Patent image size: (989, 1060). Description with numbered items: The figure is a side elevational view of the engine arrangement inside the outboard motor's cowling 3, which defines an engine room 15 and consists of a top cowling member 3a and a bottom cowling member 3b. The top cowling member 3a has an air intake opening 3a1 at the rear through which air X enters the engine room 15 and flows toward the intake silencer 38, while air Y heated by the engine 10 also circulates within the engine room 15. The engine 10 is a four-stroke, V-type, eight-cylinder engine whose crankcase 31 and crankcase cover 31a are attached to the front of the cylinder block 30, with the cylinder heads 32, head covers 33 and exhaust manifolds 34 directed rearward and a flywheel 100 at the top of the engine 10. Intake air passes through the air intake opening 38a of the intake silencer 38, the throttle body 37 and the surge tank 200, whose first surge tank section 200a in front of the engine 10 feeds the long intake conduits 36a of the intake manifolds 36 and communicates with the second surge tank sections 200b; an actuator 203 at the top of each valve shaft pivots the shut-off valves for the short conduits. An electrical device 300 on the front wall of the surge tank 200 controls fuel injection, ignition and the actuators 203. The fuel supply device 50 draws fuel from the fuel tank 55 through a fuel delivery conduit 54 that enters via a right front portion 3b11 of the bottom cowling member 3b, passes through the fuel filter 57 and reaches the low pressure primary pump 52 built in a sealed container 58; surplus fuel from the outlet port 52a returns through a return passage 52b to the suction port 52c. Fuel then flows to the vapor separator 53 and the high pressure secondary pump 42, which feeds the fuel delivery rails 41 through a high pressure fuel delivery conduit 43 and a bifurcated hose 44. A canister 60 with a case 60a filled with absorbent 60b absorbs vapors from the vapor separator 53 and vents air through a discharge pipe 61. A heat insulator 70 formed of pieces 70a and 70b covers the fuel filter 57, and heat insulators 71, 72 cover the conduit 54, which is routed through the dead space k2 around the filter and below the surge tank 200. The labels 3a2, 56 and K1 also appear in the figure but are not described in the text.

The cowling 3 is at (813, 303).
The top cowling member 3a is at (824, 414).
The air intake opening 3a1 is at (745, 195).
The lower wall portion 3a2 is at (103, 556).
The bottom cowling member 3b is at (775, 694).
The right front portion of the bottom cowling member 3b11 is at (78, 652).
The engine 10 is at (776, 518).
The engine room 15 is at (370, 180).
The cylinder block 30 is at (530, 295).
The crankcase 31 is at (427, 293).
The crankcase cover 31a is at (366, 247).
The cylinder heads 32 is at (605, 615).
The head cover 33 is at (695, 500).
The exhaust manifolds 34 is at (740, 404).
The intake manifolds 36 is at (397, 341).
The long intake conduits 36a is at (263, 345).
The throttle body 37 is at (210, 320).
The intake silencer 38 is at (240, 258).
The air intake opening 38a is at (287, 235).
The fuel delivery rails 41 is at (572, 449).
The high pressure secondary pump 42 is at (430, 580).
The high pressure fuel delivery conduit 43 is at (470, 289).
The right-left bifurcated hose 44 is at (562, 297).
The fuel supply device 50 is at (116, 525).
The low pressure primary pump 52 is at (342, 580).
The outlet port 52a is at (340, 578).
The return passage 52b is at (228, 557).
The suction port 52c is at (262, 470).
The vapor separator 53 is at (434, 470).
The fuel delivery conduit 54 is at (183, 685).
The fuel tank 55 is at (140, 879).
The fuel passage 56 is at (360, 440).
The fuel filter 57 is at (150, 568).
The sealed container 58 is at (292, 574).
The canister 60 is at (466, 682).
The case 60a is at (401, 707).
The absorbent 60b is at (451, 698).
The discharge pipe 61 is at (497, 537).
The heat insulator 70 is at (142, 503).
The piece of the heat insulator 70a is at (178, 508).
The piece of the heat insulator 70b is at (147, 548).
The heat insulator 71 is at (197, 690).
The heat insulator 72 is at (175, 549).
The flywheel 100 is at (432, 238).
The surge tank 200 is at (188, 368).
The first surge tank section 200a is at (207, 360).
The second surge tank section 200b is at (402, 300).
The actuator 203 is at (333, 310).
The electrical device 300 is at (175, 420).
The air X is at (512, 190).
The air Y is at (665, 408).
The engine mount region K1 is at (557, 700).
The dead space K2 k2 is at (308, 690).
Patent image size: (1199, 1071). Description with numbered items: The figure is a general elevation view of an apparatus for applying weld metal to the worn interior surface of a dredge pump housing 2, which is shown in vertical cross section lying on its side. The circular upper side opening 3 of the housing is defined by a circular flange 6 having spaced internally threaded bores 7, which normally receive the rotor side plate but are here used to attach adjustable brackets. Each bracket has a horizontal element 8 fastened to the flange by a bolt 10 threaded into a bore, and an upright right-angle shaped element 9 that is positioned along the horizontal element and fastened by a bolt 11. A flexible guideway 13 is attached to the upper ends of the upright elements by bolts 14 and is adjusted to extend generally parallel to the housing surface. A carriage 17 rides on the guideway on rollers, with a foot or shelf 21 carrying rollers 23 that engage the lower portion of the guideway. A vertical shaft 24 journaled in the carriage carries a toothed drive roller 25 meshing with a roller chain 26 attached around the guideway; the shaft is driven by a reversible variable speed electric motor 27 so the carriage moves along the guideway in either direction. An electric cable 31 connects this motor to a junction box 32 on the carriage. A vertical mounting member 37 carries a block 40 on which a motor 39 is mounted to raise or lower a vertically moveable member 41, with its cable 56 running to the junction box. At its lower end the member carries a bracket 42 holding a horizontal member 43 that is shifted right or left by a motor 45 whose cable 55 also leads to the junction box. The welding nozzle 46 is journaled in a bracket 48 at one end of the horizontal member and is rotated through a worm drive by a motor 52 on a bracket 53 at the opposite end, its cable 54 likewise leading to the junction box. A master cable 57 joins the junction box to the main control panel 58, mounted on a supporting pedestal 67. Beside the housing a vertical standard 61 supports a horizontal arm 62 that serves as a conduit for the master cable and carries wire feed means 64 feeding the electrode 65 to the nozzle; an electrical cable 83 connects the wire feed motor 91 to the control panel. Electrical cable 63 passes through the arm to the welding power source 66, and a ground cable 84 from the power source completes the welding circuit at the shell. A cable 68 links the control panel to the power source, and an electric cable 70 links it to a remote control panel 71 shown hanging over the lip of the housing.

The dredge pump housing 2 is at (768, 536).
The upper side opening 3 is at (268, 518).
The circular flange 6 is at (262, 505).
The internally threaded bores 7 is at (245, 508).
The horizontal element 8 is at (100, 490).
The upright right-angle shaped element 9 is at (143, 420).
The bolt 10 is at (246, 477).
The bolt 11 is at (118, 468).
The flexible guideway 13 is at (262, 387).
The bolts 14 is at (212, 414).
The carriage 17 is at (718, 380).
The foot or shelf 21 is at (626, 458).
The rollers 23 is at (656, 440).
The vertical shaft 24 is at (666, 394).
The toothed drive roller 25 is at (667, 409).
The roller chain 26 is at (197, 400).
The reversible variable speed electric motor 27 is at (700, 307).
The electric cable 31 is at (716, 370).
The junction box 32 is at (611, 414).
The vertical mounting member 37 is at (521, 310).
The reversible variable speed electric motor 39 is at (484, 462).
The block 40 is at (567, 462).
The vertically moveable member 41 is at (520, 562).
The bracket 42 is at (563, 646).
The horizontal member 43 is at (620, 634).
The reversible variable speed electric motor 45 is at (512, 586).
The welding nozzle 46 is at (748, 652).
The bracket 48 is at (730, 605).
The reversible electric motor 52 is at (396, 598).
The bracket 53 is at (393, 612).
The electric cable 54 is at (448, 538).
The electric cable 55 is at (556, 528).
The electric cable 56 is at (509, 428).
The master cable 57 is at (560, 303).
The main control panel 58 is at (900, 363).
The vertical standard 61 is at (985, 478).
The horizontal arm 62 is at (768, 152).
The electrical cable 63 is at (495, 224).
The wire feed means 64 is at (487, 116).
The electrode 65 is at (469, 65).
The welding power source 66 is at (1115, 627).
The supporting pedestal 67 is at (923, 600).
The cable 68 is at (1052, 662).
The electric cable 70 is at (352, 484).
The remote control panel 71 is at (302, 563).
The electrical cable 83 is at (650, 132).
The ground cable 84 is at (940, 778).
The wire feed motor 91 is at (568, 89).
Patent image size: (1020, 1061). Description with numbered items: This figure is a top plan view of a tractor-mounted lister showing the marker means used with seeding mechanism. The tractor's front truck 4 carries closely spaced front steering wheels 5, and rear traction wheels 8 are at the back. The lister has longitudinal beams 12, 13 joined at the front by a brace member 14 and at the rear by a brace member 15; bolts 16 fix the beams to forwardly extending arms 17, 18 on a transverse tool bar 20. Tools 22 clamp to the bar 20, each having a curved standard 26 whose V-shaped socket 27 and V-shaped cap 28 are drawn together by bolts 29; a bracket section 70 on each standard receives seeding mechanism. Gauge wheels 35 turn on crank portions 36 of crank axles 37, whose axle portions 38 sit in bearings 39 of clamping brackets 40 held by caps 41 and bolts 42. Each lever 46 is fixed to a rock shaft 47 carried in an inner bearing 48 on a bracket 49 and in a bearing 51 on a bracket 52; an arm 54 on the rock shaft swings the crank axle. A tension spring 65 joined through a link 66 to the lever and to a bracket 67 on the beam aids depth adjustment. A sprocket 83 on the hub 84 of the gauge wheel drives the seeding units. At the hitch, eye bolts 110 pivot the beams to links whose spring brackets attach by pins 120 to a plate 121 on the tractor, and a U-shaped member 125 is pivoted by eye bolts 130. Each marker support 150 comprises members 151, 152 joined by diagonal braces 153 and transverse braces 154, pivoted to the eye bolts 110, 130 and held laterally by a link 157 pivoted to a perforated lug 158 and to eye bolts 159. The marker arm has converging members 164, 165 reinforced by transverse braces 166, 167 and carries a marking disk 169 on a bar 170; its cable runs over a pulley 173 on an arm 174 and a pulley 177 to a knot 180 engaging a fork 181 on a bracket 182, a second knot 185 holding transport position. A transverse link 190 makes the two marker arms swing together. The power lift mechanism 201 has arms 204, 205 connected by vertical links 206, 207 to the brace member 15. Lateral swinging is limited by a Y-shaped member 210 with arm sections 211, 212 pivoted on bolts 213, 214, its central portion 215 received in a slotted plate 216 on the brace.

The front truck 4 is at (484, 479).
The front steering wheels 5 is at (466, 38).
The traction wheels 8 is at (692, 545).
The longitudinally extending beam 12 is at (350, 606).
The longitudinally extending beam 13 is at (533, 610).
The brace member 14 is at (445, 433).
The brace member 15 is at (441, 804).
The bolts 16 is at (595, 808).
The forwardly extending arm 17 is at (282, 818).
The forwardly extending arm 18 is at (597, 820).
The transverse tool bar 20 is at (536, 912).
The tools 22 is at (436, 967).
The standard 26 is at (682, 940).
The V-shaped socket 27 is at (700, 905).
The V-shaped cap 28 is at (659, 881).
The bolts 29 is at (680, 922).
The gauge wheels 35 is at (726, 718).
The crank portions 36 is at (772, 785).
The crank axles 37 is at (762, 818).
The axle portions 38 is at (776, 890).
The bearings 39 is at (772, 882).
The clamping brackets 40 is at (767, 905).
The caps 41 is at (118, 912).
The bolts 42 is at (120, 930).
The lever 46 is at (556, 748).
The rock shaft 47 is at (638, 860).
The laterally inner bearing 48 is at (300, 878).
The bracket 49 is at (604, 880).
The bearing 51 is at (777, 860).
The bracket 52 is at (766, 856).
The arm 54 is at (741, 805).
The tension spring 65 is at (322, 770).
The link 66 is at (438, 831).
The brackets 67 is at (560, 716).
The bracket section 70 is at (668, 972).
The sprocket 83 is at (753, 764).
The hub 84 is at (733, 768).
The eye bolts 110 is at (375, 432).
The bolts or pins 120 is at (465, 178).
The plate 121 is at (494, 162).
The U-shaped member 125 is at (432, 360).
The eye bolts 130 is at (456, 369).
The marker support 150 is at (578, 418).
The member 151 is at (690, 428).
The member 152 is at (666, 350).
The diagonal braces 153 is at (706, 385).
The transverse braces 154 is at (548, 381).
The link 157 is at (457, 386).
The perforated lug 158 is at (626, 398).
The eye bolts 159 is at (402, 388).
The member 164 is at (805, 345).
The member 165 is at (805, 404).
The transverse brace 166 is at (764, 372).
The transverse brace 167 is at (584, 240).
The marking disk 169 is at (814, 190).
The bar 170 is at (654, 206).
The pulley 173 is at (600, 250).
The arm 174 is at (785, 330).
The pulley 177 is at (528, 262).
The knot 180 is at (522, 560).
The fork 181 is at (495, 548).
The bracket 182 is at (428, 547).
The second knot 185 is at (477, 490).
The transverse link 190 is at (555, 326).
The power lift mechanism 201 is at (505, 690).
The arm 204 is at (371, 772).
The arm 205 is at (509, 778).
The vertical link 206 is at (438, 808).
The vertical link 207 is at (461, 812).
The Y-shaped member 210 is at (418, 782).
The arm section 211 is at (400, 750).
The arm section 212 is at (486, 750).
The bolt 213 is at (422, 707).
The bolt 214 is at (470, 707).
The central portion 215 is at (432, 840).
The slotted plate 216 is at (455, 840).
-----
[Aim] Give only the number of lines in the material above that contain the string "perforated".

[Answer to the exercise] 2